[Saved entries]
----
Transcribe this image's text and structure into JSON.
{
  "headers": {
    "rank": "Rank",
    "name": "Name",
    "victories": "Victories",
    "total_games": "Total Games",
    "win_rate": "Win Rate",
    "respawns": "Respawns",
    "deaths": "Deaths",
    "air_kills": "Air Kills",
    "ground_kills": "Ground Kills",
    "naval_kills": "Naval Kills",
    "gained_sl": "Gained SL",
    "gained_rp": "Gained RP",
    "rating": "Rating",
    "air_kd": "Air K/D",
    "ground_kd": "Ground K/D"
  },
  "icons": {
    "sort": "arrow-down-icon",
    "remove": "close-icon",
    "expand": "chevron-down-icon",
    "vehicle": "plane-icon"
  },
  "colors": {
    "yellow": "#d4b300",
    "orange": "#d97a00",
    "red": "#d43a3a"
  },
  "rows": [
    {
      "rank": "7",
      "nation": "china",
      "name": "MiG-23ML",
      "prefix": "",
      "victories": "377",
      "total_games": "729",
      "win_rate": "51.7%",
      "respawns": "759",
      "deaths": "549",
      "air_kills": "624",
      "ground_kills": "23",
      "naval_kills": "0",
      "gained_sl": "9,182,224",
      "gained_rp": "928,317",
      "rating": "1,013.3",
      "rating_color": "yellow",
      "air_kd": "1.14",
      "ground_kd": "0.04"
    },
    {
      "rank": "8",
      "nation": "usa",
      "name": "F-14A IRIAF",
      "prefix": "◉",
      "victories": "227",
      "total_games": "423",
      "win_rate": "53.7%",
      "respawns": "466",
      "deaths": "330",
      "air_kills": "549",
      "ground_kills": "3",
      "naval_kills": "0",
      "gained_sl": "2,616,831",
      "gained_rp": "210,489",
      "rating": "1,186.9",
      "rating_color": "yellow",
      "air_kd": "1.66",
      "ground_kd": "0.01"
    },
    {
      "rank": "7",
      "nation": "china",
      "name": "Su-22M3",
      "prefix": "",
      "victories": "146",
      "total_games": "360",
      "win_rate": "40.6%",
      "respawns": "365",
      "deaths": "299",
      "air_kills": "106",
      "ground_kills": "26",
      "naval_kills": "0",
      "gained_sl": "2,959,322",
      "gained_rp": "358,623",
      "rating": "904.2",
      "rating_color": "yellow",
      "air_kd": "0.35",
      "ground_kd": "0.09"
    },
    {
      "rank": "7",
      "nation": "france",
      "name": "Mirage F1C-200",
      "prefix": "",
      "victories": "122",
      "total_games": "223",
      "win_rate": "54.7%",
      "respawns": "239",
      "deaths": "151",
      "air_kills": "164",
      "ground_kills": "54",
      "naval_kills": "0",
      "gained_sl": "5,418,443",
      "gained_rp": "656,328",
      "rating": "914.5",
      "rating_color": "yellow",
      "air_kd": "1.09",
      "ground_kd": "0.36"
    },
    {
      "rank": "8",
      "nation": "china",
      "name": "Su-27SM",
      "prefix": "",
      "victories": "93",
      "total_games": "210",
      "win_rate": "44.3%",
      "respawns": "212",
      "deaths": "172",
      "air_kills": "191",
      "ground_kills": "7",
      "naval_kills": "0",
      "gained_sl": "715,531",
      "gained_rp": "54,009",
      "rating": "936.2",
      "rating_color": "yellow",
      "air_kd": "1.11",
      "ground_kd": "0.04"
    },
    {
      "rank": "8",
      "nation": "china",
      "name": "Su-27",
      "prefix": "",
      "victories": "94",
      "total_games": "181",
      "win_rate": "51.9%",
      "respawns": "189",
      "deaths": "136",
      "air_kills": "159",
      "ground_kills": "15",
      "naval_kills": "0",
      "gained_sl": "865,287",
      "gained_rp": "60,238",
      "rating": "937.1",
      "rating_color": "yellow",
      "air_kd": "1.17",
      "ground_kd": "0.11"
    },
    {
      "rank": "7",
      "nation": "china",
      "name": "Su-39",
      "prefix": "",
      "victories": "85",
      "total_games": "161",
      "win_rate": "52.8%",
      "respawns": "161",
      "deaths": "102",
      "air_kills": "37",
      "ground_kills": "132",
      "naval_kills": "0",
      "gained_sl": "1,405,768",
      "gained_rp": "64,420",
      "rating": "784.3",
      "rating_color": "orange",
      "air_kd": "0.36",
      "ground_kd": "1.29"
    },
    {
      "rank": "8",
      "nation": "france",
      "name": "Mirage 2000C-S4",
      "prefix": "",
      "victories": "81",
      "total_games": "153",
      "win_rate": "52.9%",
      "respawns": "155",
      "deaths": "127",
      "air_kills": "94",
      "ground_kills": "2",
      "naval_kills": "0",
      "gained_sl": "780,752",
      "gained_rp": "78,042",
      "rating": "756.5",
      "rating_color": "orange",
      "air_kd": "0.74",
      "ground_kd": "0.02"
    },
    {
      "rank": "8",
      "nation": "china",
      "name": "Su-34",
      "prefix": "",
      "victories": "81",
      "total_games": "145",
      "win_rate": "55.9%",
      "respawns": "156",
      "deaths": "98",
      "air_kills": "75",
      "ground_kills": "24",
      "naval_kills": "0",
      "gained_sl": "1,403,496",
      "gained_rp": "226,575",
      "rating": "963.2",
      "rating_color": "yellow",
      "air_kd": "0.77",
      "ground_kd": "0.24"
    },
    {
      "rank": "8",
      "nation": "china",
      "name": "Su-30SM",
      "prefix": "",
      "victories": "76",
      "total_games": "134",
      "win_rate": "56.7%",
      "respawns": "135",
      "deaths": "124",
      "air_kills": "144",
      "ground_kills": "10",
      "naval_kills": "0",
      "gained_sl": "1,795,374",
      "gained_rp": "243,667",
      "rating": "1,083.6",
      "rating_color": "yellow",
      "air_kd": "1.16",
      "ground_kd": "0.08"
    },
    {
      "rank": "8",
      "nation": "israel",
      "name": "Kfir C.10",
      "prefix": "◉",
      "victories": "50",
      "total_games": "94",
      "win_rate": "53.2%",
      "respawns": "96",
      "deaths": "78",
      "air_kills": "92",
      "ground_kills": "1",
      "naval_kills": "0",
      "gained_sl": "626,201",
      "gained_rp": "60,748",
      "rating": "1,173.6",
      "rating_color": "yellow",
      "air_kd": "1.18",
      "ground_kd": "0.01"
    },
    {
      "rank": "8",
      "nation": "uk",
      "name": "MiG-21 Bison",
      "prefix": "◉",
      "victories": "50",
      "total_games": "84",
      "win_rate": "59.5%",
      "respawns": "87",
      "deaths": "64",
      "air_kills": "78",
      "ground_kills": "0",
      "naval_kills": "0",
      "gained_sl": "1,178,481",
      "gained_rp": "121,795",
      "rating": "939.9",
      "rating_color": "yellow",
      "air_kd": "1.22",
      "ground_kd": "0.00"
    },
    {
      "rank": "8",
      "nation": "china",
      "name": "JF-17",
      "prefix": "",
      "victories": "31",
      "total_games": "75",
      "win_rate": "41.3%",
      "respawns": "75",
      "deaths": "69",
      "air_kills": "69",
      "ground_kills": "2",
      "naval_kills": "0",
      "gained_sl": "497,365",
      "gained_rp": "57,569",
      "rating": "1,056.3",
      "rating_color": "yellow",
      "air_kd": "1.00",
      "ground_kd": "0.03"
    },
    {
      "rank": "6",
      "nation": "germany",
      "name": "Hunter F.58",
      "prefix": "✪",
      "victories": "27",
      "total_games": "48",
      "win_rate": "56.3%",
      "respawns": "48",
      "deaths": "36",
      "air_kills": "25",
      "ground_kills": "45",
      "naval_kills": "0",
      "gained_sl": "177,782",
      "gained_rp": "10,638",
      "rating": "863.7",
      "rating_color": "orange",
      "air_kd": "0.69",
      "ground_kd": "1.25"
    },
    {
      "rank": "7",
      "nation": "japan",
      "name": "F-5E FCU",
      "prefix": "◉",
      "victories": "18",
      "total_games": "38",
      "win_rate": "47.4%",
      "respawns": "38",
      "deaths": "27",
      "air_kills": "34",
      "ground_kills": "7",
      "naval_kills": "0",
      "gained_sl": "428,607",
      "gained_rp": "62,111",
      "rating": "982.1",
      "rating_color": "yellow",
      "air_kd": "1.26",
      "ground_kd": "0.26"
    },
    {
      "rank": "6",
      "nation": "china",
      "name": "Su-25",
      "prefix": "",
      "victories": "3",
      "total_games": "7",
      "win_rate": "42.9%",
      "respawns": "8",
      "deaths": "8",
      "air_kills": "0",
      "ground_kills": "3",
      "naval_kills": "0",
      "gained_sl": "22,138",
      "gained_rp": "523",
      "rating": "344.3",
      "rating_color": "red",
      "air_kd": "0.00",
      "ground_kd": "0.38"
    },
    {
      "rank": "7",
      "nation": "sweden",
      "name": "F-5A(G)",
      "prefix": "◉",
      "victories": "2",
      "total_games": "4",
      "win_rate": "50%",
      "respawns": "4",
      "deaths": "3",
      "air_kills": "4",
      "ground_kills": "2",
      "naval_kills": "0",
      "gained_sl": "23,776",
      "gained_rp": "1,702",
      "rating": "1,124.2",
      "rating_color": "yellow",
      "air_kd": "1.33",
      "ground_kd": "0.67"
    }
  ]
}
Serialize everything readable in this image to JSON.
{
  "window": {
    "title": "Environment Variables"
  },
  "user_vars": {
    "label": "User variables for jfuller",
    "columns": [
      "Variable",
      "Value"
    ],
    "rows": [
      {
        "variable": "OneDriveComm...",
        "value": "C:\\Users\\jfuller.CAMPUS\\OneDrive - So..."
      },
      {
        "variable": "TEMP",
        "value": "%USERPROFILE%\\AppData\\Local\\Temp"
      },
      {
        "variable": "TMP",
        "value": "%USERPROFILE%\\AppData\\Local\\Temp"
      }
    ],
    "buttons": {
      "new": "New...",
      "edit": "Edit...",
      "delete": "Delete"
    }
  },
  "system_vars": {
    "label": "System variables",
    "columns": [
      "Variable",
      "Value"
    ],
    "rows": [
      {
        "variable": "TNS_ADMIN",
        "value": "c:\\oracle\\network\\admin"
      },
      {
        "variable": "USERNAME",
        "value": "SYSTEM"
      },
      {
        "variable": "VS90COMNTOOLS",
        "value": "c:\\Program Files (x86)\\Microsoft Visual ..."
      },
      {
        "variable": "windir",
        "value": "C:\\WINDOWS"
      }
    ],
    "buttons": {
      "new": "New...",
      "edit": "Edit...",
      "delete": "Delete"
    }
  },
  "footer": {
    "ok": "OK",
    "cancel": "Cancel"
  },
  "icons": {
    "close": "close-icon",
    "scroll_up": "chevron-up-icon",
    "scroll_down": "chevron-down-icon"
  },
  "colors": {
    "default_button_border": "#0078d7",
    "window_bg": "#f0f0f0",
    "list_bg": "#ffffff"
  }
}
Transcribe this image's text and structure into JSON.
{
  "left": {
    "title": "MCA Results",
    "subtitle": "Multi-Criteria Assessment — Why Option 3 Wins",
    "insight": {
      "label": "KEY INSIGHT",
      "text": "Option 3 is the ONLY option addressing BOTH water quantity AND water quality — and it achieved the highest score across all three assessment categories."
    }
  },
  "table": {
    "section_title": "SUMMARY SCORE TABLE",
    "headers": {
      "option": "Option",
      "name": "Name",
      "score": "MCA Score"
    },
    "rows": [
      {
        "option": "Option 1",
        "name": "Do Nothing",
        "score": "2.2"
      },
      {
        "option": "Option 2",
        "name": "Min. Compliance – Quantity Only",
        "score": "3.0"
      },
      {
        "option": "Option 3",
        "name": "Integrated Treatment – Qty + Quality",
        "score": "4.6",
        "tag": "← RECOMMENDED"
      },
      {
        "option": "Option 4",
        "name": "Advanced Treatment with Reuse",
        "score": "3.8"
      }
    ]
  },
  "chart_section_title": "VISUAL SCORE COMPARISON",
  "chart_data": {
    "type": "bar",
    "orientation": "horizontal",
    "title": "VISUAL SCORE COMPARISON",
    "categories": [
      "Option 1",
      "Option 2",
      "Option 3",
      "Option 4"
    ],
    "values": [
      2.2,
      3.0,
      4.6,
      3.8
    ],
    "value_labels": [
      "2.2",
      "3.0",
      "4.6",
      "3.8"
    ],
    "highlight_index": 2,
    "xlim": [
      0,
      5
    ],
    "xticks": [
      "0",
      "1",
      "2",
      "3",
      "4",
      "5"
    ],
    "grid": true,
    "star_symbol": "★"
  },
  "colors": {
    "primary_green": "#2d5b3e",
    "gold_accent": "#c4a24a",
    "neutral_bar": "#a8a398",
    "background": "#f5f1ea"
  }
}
----
Count the lines in the records above that contain the word "Treatment", and give only that number.

WRITTEN REPLY: 2